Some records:
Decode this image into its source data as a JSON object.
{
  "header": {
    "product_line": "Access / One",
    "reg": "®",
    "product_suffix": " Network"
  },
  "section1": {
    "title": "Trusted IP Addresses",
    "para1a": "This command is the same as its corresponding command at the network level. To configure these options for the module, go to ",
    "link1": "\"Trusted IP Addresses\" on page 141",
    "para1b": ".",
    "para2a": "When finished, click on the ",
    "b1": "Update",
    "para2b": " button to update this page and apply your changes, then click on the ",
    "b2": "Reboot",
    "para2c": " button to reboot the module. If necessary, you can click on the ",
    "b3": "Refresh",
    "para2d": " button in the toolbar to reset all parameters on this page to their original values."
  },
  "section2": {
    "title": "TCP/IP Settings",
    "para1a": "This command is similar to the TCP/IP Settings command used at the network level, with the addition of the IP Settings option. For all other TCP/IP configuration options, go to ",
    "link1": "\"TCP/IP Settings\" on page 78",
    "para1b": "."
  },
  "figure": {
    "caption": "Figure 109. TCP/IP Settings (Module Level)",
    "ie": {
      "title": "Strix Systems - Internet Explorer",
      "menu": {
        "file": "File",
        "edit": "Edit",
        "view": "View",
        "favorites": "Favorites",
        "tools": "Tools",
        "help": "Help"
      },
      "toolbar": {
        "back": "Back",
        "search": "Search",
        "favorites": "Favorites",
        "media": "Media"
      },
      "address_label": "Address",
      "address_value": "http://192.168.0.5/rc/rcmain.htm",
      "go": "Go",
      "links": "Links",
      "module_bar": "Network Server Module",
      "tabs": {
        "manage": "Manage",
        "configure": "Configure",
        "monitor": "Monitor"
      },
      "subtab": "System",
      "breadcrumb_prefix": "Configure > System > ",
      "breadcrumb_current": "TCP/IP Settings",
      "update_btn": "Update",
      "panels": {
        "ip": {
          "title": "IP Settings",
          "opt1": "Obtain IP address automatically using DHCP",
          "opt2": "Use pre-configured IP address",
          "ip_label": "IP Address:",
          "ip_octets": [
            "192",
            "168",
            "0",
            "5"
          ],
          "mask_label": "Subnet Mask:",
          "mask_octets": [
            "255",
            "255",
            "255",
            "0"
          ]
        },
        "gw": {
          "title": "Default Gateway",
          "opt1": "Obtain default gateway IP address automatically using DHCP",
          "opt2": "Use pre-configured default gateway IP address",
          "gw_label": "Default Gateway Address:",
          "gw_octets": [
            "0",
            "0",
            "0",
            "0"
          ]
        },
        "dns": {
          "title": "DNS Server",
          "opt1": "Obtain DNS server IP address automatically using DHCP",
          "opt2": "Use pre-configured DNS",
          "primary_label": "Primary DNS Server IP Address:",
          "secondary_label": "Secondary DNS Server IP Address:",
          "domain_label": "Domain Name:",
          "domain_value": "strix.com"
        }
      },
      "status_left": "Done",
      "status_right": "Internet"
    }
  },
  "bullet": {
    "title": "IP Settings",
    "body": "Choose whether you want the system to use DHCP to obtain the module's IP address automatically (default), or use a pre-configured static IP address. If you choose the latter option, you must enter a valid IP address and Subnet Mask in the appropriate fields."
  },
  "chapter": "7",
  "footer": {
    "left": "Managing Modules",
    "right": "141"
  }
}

# [Problem requirements]
Set all of the entries down again, exactly as they were given.

# [Solution for this exercise]
Decode this image into its source data as a JSON object.
{
  "header": {
    "product_line": "Access / One",
    "reg": "®",
    "product_suffix": " Network"
  },
  "section1": {
    "title": "Trusted IP Addresses",
    "para1a": "This command is the same as its corresponding command at the network level. To configure these options for the module, go to ",
    "link1": "\"Trusted IP Addresses\" on page 141",
    "para1b": ".",
    "para2a": "When finished, click on the ",
    "b1": "Update",
    "para2b": " button to update this page and apply your changes, then click on the ",
    "b2": "Reboot",
    "para2c": " button to reboot the module. If necessary, you can click on the ",
    "b3": "Refresh",
    "para2d": " button in the toolbar to reset all parameters on this page to their original values."
  },
  "section2": {
    "title": "TCP/IP Settings",
    "para1a": "This command is similar to the TCP/IP Settings command used at the network level, with the addition of the IP Settings option. For all other TCP/IP configuration options, go to ",
    "link1": "\"TCP/IP Settings\" on page 78",
    "para1b": "."
  },
  "figure": {
    "caption": "Figure 109. TCP/IP Settings (Module Level)",
    "ie": {
      "title": "Strix Systems - Internet Explorer",
      "menu": {
        "file": "File",
        "edit": "Edit",
        "view": "View",
        "favorites": "Favorites",
        "tools": "Tools",
        "help": "Help"
      },
      "toolbar": {
        "back": "Back",
        "search": "Search",
        "favorites": "Favorites",
        "media": "Media"
      },
      "address_label": "Address",
      "address_value": "http://192.168.0.5/rc/rcmain.htm",
      "go": "Go",
      "links": "Links",
      "module_bar": "Network Server Module",
      "tabs": {
        "manage": "Manage",
        "configure": "Configure",
        "monitor": "Monitor"
      },
      "subtab": "System",
      "breadcrumb_prefix": "Configure > System > ",
      "breadcrumb_current": "TCP/IP Settings",
      "update_btn": "Update",
      "panels": {
        "ip": {
          "title": "IP Settings",
          "opt1": "Obtain IP address automatically using DHCP",
          "opt2": "Use pre-configured IP address",
          "ip_label": "IP Address:",
          "ip_octets": [
            "192",
            "168",
            "0",
            "5"
          ],
          "mask_label": "Subnet Mask:",
          "mask_octets": [
            "255",
            "255",
            "255",
            "0"
          ]
        },
        "gw": {
          "title": "Default Gateway",
          "opt1": "Obtain default gateway IP address automatically using DHCP",
          "opt2": "Use pre-configured default gateway IP address",
          "gw_label": "Default Gateway Address:",
          "gw_octets": [
            "0",
            "0",
            "0",
            "0"
          ]
        },
        "dns": {
          "title": "DNS Server",
          "opt1": "Obtain DNS server IP address automatically using DHCP",
          "opt2": "Use pre-configured DNS",
          "primary_label": "Primary DNS Server IP Address:",
          "secondary_label": "Secondary DNS Server IP Address:",
          "domain_label": "Domain Name:",
          "domain_value": "strix.com"
        }
      },
      "status_left": "Done",
      "status_right": "Internet"
    }
  },
  "bullet": {
    "title": "IP Settings",
    "body": "Choose whether you want the system to use DHCP to obtain the module's IP address automatically (default), or use a pre-configured static IP address. If you choose the latter option, you must enter a valid IP address and Subnet Mask in the appropriate fields."
  },
  "chapter": "7",
  "footer": {
    "left": "Managing Modules",
    "right": "141"
  }
}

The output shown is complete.